- Problem to work on
Please restate the entries below word for word, leaving out any pictures.

- Data entries for graphics
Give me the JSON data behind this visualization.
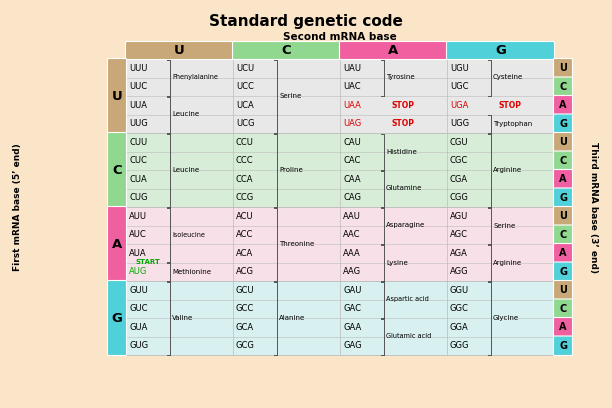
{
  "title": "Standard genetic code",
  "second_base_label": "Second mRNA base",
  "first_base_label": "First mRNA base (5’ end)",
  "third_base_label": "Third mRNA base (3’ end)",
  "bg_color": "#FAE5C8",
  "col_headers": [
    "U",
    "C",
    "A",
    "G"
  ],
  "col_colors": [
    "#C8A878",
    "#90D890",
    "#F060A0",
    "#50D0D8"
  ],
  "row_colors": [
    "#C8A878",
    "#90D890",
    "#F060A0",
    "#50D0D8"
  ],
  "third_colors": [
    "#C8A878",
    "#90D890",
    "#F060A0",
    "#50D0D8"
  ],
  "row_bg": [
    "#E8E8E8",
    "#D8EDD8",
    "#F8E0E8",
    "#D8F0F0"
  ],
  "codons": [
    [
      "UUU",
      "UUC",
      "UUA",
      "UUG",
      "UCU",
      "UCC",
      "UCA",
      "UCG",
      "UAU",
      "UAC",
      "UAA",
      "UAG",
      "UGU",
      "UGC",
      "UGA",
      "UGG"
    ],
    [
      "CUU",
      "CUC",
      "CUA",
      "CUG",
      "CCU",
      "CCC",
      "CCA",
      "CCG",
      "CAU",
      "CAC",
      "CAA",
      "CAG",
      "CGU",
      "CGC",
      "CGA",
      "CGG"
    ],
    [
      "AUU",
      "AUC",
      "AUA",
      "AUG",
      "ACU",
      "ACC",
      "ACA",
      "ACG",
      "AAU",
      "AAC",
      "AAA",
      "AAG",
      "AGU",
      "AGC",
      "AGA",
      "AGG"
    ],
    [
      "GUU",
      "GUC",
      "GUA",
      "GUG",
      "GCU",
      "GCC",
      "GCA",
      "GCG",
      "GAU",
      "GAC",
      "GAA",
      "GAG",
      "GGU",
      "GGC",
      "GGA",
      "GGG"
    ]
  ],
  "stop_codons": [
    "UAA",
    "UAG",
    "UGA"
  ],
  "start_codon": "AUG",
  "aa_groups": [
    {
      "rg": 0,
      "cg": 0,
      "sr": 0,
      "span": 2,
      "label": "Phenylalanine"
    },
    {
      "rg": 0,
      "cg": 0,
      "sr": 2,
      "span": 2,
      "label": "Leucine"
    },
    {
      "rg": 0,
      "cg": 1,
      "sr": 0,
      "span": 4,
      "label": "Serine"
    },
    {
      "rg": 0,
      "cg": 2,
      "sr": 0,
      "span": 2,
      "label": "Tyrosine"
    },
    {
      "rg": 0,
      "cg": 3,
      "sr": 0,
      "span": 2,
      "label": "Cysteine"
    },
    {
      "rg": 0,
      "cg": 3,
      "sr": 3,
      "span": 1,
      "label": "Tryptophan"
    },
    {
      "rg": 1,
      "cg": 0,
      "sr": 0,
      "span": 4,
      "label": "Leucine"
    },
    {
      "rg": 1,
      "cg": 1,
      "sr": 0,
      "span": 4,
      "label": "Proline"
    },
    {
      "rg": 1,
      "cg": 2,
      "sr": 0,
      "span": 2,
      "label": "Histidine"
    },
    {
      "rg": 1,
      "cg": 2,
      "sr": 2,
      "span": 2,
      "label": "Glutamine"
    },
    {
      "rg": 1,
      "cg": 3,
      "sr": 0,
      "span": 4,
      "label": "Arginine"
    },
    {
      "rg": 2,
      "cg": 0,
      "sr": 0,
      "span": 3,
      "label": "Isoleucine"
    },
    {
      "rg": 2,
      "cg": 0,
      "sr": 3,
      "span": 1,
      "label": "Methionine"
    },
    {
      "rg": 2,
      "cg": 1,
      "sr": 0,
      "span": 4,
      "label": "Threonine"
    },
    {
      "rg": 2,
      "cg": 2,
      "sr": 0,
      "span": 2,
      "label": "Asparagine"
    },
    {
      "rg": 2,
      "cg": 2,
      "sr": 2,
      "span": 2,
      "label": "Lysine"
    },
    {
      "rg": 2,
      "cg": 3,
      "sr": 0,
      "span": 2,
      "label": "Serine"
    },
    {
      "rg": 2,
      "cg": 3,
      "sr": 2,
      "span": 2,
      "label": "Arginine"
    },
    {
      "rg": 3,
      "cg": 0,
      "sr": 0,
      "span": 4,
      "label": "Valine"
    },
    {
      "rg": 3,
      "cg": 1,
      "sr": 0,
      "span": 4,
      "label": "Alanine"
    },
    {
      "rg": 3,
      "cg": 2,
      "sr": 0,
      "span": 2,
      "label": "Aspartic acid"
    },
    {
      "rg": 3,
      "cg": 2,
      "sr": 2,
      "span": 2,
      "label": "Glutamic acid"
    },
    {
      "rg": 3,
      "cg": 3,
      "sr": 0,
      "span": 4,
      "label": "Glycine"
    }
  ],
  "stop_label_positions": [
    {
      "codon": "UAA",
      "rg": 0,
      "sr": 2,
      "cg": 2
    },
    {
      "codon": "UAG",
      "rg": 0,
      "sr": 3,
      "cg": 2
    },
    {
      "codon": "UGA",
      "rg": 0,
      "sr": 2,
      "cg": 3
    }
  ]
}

- Answer to this exercise
Give me the JSON data behind this visualization.
{
  "title": "Standard genetic code",
  "second_base_label": "Second mRNA base",
  "first_base_label": "First mRNA base (5’ end)",
  "third_base_label": "Third mRNA base (3’ end)",
  "bg_color": "#FAE5C8",
  "col_headers": [
    "U",
    "C",
    "A",
    "G"
  ],
  "col_colors": [
    "#C8A878",
    "#90D890",
    "#F060A0",
    "#50D0D8"
  ],
  "row_colors": [
    "#C8A878",
    "#90D890",
    "#F060A0",
    "#50D0D8"
  ],
  "third_colors": [
    "#C8A878",
    "#90D890",
    "#F060A0",
    "#50D0D8"
  ],
  "row_bg": [
    "#E8E8E8",
    "#D8EDD8",
    "#F8E0E8",
    "#D8F0F0"
  ],
  "codons": [
    [
      "UUU",
      "UUC",
      "UUA",
      "UUG",
      "UCU",
      "UCC",
      "UCA",
      "UCG",
      "UAU",
      "UAC",
      "UAA",
      "UAG",
      "UGU",
      "UGC",
      "UGA",
      "UGG"
    ],
    [
      "CUU",
      "CUC",
      "CUA",
      "CUG",
      "CCU",
      "CCC",
      "CCA",
      "CCG",
      "CAU",
      "CAC",
      "CAA",
      "CAG",
      "CGU",
      "CGC",
      "CGA",
      "CGG"
    ],
    [
      "AUU",
      "AUC",
      "AUA",
      "AUG",
      "ACU",
      "ACC",
      "ACA",
      "ACG",
      "AAU",
      "AAC",
      "AAA",
      "AAG",
      "AGU",
      "AGC",
      "AGA",
      "AGG"
    ],
    [
      "GUU",
      "GUC",
      "GUA",
      "GUG",
      "GCU",
      "GCC",
      "GCA",
      "GCG",
      "GAU",
      "GAC",
      "GAA",
      "GAG",
      "GGU",
      "GGC",
      "GGA",
      "GGG"
    ]
  ],
  "stop_codons": [
    "UAA",
    "UAG",
    "UGA"
  ],
  "start_codon": "AUG",
  "aa_groups": [
    {
      "rg": 0,
      "cg": 0,
      "sr": 0,
      "span": 2,
      "label": "Phenylalanine"
    },
    {
      "rg": 0,
      "cg": 0,
      "sr": 2,
      "span": 2,
      "label": "Leucine"
    },
    {
      "rg": 0,
      "cg": 1,
      "sr": 0,
      "span": 4,
      "label": "Serine"
    },
    {
      "rg": 0,
      "cg": 2,
      "sr": 0,
      "span": 2,
      "label": "Tyrosine"
    },
    {
      "rg": 0,
      "cg": 3,
      "sr": 0,
      "span": 2,
      "label": "Cysteine"
    },
    {
      "rg": 0,
      "cg": 3,
      "sr": 3,
      "span": 1,
      "label": "Tryptophan"
    },
    {
      "rg": 1,
      "cg": 0,
      "sr": 0,
      "span": 4,
      "label": "Leucine"
    },
    {
      "rg": 1,
      "cg": 1,
      "sr": 0,
      "span": 4,
      "label": "Proline"
    },
    {
      "rg": 1,
      "cg": 2,
      "sr": 0,
      "span": 2,
      "label": "Histidine"
    },
    {
      "rg": 1,
      "cg": 2,
      "sr": 2,
      "span": 2,
      "label": "Glutamine"
    },
    {
      "rg": 1,
      "cg": 3,
      "sr": 0,
      "span": 4,
      "label": "Arginine"
    },
    {
      "rg": 2,
      "cg": 0,
      "sr": 0,
      "span": 3,
      "label": "Isoleucine"
    },
    {
      "rg": 2,
      "cg": 0,
      "sr": 3,
      "span": 1,
      "label": "Methionine"
    },
    {
      "rg": 2,
      "cg": 1,
      "sr": 0,
      "span": 4,
      "label": "Threonine"
    },
    {
      "rg": 2,
      "cg": 2,
      "sr": 0,
      "span": 2,
      "label": "Asparagine"
    },
    {
      "rg": 2,
      "cg": 2,
      "sr": 2,
      "span": 2,
      "label": "Lysine"
    },
    {
      "rg": 2,
      "cg": 3,
      "sr": 0,
      "span": 2,
      "label": "Serine"
    },
    {
      "rg": 2,
      "cg": 3,
      "sr": 2,
      "span": 2,
      "label": "Arginine"
    },
    {
      "rg": 3,
      "cg": 0,
      "sr": 0,
      "span": 4,
      "label": "Valine"
    },
    {
      "rg": 3,
      "cg": 1,
      "sr": 0,
      "span": 4,
      "label": "Alanine"
    },
    {
      "rg": 3,
      "cg": 2,
      "sr": 0,
      "span": 2,
      "label": "Aspartic acid"
    },
    {
      "rg": 3,
      "cg": 2,
      "sr": 2,
      "span": 2,
      "label": "Glutamic acid"
    },
    {
      "rg": 3,
      "cg": 3,
      "sr": 0,
      "span": 4,
      "label": "Glycine"
    }
  ],
  "stop_label_positions": [
    {
      "codon": "UAA",
      "rg": 0,
      "sr": 2,
      "cg": 2
    },
    {
      "codon": "UAG",
      "rg": 0,
      "sr": 3,
      "cg": 2
    },
    {
      "codon": "UGA",
      "rg": 0,
      "sr": 2,
      "cg": 3
    }
  ]
}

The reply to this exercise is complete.